— START OF Information provided —

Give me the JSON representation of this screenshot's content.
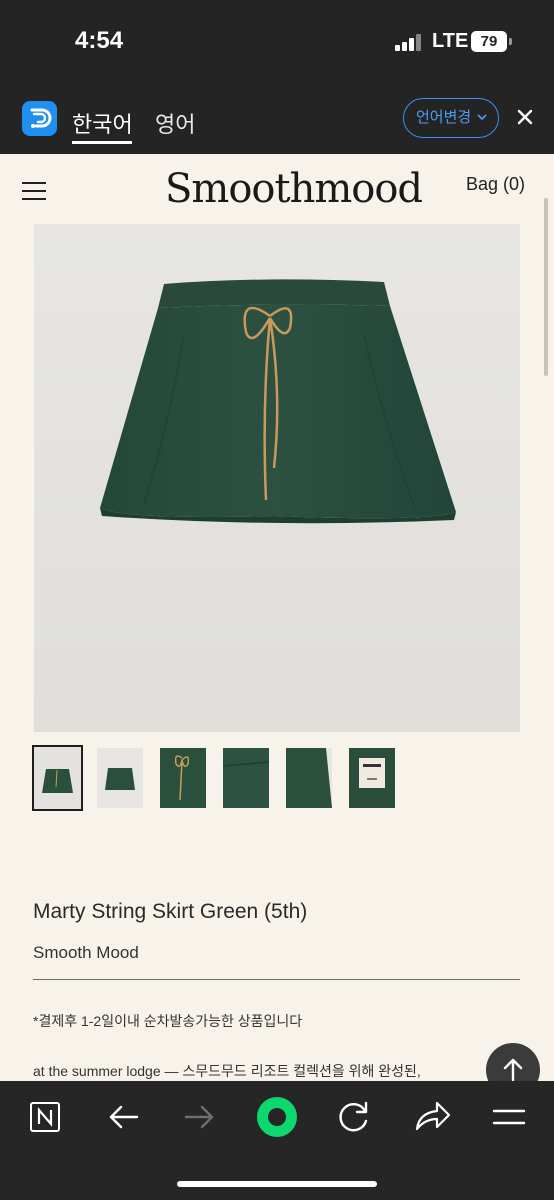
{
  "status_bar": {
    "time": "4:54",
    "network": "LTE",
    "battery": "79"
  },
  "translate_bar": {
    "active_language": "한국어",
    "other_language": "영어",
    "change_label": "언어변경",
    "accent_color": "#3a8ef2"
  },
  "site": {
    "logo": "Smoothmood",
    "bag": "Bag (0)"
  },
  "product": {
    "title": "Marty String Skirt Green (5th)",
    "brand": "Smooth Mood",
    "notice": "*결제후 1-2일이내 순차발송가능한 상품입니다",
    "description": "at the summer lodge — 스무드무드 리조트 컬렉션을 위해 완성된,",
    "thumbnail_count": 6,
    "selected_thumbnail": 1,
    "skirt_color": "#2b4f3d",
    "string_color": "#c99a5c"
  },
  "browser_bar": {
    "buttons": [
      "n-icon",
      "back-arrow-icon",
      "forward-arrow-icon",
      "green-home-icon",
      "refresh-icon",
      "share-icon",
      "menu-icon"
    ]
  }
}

— END OF Information provided —

§ Problem to solve
In the records above, find each line that holds the word "icon"; copy all such lines.

§ Solution below
      "n-icon",
      "back-arrow-icon",
      "forward-arrow-icon",
      "green-home-icon",
      "refresh-icon",
      "share-icon",
      "menu-icon"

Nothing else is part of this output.